§ THE TASK: Copy all records verbatim.

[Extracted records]
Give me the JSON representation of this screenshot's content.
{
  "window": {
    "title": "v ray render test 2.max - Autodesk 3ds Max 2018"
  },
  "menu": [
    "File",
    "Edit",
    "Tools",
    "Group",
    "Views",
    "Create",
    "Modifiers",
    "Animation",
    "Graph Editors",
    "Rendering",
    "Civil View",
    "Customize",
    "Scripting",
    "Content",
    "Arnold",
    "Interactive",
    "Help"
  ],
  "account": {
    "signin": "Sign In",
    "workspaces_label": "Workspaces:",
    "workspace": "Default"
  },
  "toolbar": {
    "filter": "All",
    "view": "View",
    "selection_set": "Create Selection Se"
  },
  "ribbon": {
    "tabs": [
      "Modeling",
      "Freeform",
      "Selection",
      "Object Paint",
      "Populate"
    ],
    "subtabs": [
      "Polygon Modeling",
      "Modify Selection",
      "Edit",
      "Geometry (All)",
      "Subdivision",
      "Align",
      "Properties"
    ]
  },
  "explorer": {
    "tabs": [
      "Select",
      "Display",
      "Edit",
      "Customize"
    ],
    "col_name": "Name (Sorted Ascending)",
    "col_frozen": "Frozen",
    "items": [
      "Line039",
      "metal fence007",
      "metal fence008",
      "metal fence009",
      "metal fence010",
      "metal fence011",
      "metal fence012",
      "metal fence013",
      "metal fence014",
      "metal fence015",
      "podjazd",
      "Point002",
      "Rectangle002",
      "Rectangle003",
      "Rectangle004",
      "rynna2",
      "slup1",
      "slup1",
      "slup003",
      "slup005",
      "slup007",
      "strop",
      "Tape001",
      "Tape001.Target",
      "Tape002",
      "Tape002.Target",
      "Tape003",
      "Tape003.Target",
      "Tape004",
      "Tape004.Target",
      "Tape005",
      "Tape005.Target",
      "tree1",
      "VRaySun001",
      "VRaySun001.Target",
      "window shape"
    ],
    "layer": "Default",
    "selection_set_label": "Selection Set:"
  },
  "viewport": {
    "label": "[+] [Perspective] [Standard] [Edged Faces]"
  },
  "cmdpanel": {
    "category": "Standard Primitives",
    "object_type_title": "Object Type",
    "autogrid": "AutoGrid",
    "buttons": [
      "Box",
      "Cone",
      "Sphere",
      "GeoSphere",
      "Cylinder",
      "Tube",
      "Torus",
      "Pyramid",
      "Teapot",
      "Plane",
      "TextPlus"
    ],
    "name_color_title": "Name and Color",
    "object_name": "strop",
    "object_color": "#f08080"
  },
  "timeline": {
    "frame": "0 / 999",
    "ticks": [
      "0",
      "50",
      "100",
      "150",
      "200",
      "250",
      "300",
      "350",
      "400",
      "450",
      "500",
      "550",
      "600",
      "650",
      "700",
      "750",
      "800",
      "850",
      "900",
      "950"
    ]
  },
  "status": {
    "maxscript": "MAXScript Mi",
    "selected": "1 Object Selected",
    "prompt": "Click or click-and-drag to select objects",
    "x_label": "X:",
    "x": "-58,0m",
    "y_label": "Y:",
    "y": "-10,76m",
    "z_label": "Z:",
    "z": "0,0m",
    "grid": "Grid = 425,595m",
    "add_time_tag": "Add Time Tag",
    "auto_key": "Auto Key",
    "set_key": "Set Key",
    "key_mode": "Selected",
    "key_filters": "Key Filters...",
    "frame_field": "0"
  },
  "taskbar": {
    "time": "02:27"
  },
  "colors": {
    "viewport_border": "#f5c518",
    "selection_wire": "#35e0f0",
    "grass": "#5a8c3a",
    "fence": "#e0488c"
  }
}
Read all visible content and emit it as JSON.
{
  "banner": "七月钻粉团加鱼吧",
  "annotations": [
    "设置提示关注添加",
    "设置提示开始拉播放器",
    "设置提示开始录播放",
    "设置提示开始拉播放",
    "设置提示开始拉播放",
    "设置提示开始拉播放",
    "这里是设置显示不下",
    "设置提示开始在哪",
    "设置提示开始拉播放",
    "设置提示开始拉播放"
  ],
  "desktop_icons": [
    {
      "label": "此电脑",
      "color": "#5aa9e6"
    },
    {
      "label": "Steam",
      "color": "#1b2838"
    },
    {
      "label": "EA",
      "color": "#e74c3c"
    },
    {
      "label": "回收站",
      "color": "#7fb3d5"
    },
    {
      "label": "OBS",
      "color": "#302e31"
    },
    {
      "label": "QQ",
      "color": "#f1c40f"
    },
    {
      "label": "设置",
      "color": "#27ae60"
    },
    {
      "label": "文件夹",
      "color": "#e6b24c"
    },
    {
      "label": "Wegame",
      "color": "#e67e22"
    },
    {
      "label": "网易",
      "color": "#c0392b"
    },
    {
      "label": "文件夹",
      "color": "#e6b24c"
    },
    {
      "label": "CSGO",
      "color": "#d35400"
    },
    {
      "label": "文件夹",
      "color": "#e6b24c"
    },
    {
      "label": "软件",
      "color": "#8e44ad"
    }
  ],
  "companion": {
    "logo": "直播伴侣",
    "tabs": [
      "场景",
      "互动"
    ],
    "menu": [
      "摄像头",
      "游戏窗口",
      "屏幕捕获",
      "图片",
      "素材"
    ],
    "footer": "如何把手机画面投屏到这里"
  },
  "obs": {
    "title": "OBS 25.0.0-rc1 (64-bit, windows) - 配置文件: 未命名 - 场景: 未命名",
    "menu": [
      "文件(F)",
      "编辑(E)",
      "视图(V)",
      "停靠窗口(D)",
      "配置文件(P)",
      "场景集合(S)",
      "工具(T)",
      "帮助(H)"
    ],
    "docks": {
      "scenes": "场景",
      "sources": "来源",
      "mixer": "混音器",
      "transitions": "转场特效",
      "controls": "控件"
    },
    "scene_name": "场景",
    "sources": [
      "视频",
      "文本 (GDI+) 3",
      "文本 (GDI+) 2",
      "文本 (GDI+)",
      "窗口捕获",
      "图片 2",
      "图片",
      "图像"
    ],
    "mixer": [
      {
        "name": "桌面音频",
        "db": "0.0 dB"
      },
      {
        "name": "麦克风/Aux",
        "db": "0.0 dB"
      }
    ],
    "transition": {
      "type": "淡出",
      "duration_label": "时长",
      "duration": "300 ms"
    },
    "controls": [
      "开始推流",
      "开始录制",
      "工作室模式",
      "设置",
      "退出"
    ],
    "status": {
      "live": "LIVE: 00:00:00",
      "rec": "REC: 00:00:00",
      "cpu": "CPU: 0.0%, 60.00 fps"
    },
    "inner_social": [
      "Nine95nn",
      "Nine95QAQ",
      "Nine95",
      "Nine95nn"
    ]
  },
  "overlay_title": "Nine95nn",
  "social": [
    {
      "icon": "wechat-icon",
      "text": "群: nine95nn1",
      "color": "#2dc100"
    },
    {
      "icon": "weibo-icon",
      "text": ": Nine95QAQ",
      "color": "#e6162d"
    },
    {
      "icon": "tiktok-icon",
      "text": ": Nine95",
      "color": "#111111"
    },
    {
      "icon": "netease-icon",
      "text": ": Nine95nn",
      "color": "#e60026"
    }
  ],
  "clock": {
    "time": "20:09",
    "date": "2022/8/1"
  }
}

§ TASK OUTPUT:
Give me the JSON representation of this screenshot's content.
{
  "window": {
    "title": "v ray render test 2.max - Autodesk 3ds Max 2018"
  },
  "menu": [
    "File",
    "Edit",
    "Tools",
    "Group",
    "Views",
    "Create",
    "Modifiers",
    "Animation",
    "Graph Editors",
    "Rendering",
    "Civil View",
    "Customize",
    "Scripting",
    "Content",
    "Arnold",
    "Interactive",
    "Help"
  ],
  "account": {
    "signin": "Sign In",
    "workspaces_label": "Workspaces:",
    "workspace": "Default"
  },
  "toolbar": {
    "filter": "All",
    "view": "View",
    "selection_set": "Create Selection Se"
  },
  "ribbon": {
    "tabs": [
      "Modeling",
      "Freeform",
      "Selection",
      "Object Paint",
      "Populate"
    ],
    "subtabs": [
      "Polygon Modeling",
      "Modify Selection",
      "Edit",
      "Geometry (All)",
      "Subdivision",
      "Align",
      "Properties"
    ]
  },
  "explorer": {
    "tabs": [
      "Select",
      "Display",
      "Edit",
      "Customize"
    ],
    "col_name": "Name (Sorted Ascending)",
    "col_frozen": "Frozen",
    "items": [
      "Line039",
      "metal fence007",
      "metal fence008",
      "metal fence009",
      "metal fence010",
      "metal fence011",
      "metal fence012",
      "metal fence013",
      "metal fence014",
      "metal fence015",
      "podjazd",
      "Point002",
      "Rectangle002",
      "Rectangle003",
      "Rectangle004",
      "rynna2",
      "slup1",
      "slup1",
      "slup003",
      "slup005",
      "slup007",
      "strop",
      "Tape001",
      "Tape001.Target",
      "Tape002",
      "Tape002.Target",
      "Tape003",
      "Tape003.Target",
      "Tape004",
      "Tape004.Target",
      "Tape005",
      "Tape005.Target",
      "tree1",
      "VRaySun001",
      "VRaySun001.Target",
      "window shape"
    ],
    "layer": "Default",
    "selection_set_label": "Selection Set:"
  },
  "viewport": {
    "label": "[+] [Perspective] [Standard] [Edged Faces]"
  },
  "cmdpanel": {
    "category": "Standard Primitives",
    "object_type_title": "Object Type",
    "autogrid": "AutoGrid",
    "buttons": [
      "Box",
      "Cone",
      "Sphere",
      "GeoSphere",
      "Cylinder",
      "Tube",
      "Torus",
      "Pyramid",
      "Teapot",
      "Plane",
      "TextPlus"
    ],
    "name_color_title": "Name and Color",
    "object_name": "strop",
    "object_color": "#f08080"
  },
  "timeline": {
    "frame": "0 / 999",
    "ticks": [
      "0",
      "50",
      "100",
      "150",
      "200",
      "250",
      "300",
      "350",
      "400",
      "450",
      "500",
      "550",
      "600",
      "650",
      "700",
      "750",
      "800",
      "850",
      "900",
      "950"
    ]
  },
  "status": {
    "maxscript": "MAXScript Mi",
    "selected": "1 Object Selected",
    "prompt": "Click or click-and-drag to select objects",
    "x_label": "X:",
    "x": "-58,0m",
    "y_label": "Y:",
    "y": "-10,76m",
    "z_label": "Z:",
    "z": "0,0m",
    "grid": "Grid = 425,595m",
    "add_time_tag": "Add Time Tag",
    "auto_key": "Auto Key",
    "set_key": "Set Key",
    "key_mode": "Selected",
    "key_filters": "Key Filters...",
    "frame_field": "0"
  },
  "taskbar": {
    "time": "02:27"
  },
  "colors": {
    "viewport_border": "#f5c518",
    "selection_wire": "#35e0f0",
    "grass": "#5a8c3a",
    "fence": "#e0488c"
  }
}
Read all visible content and emit it as JSON.
{
  "banner": "七月钻粉团加鱼吧",
  "annotations": [
    "设置提示关注添加",
    "设置提示开始拉播放器",
    "设置提示开始录播放",
    "设置提示开始拉播放",
    "设置提示开始拉播放",
    "设置提示开始拉播放",
    "这里是设置显示不下",
    "设置提示开始在哪",
    "设置提示开始拉播放",
    "设置提示开始拉播放"
  ],
  "desktop_icons": [
    {
      "label": "此电脑",
      "color": "#5aa9e6"
    },
    {
      "label": "Steam",
      "color": "#1b2838"
    },
    {
      "label": "EA",
      "color": "#e74c3c"
    },
    {
      "label": "回收站",
      "color": "#7fb3d5"
    },
    {
      "label": "OBS",
      "color": "#302e31"
    },
    {
      "label": "QQ",
      "color": "#f1c40f"
    },
    {
      "label": "设置",
      "color": "#27ae60"
    },
    {
      "label": "文件夹",
      "color": "#e6b24c"
    },
    {
      "label": "Wegame",
      "color": "#e67e22"
    },
    {
      "label": "网易",
      "color": "#c0392b"
    },
    {
      "label": "文件夹",
      "color": "#e6b24c"
    },
    {
      "label": "CSGO",
      "color": "#d35400"
    },
    {
      "label": "文件夹",
      "color": "#e6b24c"
    },
    {
      "label": "软件",
      "color": "#8e44ad"
    }
  ],
  "companion": {
    "logo": "直播伴侣",
    "tabs": [
      "场景",
      "互动"
    ],
    "menu": [
      "摄像头",
      "游戏窗口",
      "屏幕捕获",
      "图片",
      "素材"
    ],
    "footer": "如何把手机画面投屏到这里"
  },
  "obs": {
    "title": "OBS 25.0.0-rc1 (64-bit, windows) - 配置文件: 未命名 - 场景: 未命名",
    "menu": [
      "文件(F)",
      "编辑(E)",
      "视图(V)",
      "停靠窗口(D)",
      "配置文件(P)",
      "场景集合(S)",
      "工具(T)",
      "帮助(H)"
    ],
    "docks": {
      "scenes": "场景",
      "sources": "来源",
      "mixer": "混音器",
      "transitions": "转场特效",
      "controls": "控件"
    },
    "scene_name": "场景",
    "sources": [
      "视频",
      "文本 (GDI+) 3",
      "文本 (GDI+) 2",
      "文本 (GDI+)",
      "窗口捕获",
      "图片 2",
      "图片",
      "图像"
    ],
    "mixer": [
      {
        "name": "桌面音频",
        "db": "0.0 dB"
      },
      {
        "name": "麦克风/Aux",
        "db": "0.0 dB"
      }
    ],
    "transition": {
      "type": "淡出",
      "duration_label": "时长",
      "duration": "300 ms"
    },
    "controls": [
      "开始推流",
      "开始录制",
      "工作室模式",
      "设置",
      "退出"
    ],
    "status": {
      "live": "LIVE: 00:00:00",
      "rec": "REC: 00:00:00",
      "cpu": "CPU: 0.0%, 60.00 fps"
    },
    "inner_social": [
      "Nine95nn",
      "Nine95QAQ",
      "Nine95",
      "Nine95nn"
    ]
  },
  "overlay_title": "Nine95nn",
  "social": [
    {
      "icon": "wechat-icon",
      "text": "群: nine95nn1",
      "color": "#2dc100"
    },
    {
      "icon": "weibo-icon",
      "text": ": Nine95QAQ",
      "color": "#e6162d"
    },
    {
      "icon": "tiktok-icon",
      "text": ": Nine95",
      "color": "#111111"
    },
    {
      "icon": "netease-icon",
      "text": ": Nine95nn",
      "color": "#e60026"
    }
  ],
  "clock": {
    "time": "20:09",
    "date": "2022/8/1"
  }
}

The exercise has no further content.